Exercise details: Would you extract the whole listing below and retype it exactly?

-- START OF Extracted data --

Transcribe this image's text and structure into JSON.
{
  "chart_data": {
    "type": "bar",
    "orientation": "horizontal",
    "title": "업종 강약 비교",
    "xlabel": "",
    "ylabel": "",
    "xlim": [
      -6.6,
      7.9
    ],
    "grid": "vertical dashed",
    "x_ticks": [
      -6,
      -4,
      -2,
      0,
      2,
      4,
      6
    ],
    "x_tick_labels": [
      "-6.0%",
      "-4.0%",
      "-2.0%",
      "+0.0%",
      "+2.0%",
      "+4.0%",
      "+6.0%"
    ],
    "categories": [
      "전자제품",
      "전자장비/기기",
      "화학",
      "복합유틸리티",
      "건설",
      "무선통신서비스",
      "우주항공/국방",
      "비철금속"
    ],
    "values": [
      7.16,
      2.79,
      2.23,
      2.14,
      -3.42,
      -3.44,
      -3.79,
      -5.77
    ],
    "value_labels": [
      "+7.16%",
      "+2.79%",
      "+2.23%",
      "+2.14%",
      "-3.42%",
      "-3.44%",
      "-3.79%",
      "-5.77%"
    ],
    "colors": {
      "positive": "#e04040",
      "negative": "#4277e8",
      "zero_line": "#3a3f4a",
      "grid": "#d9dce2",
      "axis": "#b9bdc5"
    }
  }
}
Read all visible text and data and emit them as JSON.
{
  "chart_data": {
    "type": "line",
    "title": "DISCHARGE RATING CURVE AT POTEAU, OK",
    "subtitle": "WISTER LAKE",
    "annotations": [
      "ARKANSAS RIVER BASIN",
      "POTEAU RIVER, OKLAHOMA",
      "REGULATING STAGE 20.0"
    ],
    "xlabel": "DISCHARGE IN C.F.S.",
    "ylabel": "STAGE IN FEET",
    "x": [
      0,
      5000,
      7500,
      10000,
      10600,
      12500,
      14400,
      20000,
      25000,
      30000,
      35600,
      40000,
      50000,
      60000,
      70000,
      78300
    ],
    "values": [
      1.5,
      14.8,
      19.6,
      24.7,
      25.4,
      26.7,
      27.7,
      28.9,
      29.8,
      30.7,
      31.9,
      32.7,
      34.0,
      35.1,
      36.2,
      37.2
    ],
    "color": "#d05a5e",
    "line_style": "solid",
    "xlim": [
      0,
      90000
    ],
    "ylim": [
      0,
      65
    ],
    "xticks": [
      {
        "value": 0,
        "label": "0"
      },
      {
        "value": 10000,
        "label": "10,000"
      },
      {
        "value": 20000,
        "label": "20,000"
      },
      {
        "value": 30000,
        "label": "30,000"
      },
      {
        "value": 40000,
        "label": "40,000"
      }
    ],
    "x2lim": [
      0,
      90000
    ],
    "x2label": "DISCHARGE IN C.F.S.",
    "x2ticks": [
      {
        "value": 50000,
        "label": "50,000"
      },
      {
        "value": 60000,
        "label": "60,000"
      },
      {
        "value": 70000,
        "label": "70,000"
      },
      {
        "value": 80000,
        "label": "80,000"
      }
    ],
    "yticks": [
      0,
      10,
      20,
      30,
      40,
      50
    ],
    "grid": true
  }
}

-- END OF Extracted data --

Finished answer:
Transcribe this image's text and structure into JSON.
{
  "chart_data": {
    "type": "bar",
    "orientation": "horizontal",
    "title": "업종 강약 비교",
    "xlabel": "",
    "ylabel": "",
    "xlim": [
      -6.6,
      7.9
    ],
    "grid": "vertical dashed",
    "x_ticks": [
      -6,
      -4,
      -2,
      0,
      2,
      4,
      6
    ],
    "x_tick_labels": [
      "-6.0%",
      "-4.0%",
      "-2.0%",
      "+0.0%",
      "+2.0%",
      "+4.0%",
      "+6.0%"
    ],
    "categories": [
      "전자제품",
      "전자장비/기기",
      "화학",
      "복합유틸리티",
      "건설",
      "무선통신서비스",
      "우주항공/국방",
      "비철금속"
    ],
    "values": [
      7.16,
      2.79,
      2.23,
      2.14,
      -3.42,
      -3.44,
      -3.79,
      -5.77
    ],
    "value_labels": [
      "+7.16%",
      "+2.79%",
      "+2.23%",
      "+2.14%",
      "-3.42%",
      "-3.44%",
      "-3.79%",
      "-5.77%"
    ],
    "colors": {
      "positive": "#e04040",
      "negative": "#4277e8",
      "zero_line": "#3a3f4a",
      "grid": "#d9dce2",
      "axis": "#b9bdc5"
    }
  }
}
Read all visible text and data and emit them as JSON.
{
  "chart_data": {
    "type": "line",
    "title": "DISCHARGE RATING CURVE AT POTEAU, OK",
    "subtitle": "WISTER LAKE",
    "annotations": [
      "ARKANSAS RIVER BASIN",
      "POTEAU RIVER, OKLAHOMA",
      "REGULATING STAGE 20.0"
    ],
    "xlabel": "DISCHARGE IN C.F.S.",
    "ylabel": "STAGE IN FEET",
    "x": [
      0,
      5000,
      7500,
      10000,
      10600,
      12500,
      14400,
      20000,
      25000,
      30000,
      35600,
      40000,
      50000,
      60000,
      70000,
      78300
    ],
    "values": [
      1.5,
      14.8,
      19.6,
      24.7,
      25.4,
      26.7,
      27.7,
      28.9,
      29.8,
      30.7,
      31.9,
      32.7,
      34.0,
      35.1,
      36.2,
      37.2
    ],
    "color": "#d05a5e",
    "line_style": "solid",
    "xlim": [
      0,
      90000
    ],
    "ylim": [
      0,
      65
    ],
    "xticks": [
      {
        "value": 0,
        "label": "0"
      },
      {
        "value": 10000,
        "label": "10,000"
      },
      {
        "value": 20000,
        "label": "20,000"
      },
      {
        "value": 30000,
        "label": "30,000"
      },
      {
        "value": 40000,
        "label": "40,000"
      }
    ],
    "x2lim": [
      0,
      90000
    ],
    "x2label": "DISCHARGE IN C.F.S.",
    "x2ticks": [
      {
        "value": 50000,
        "label": "50,000"
      },
      {
        "value": 60000,
        "label": "60,000"
      },
      {
        "value": 70000,
        "label": "70,000"
      },
      {
        "value": 80000,
        "label": "80,000"
      }
    ],
    "yticks": [
      0,
      10,
      20,
      30,
      40,
      50
    ],
    "grid": true
  }
}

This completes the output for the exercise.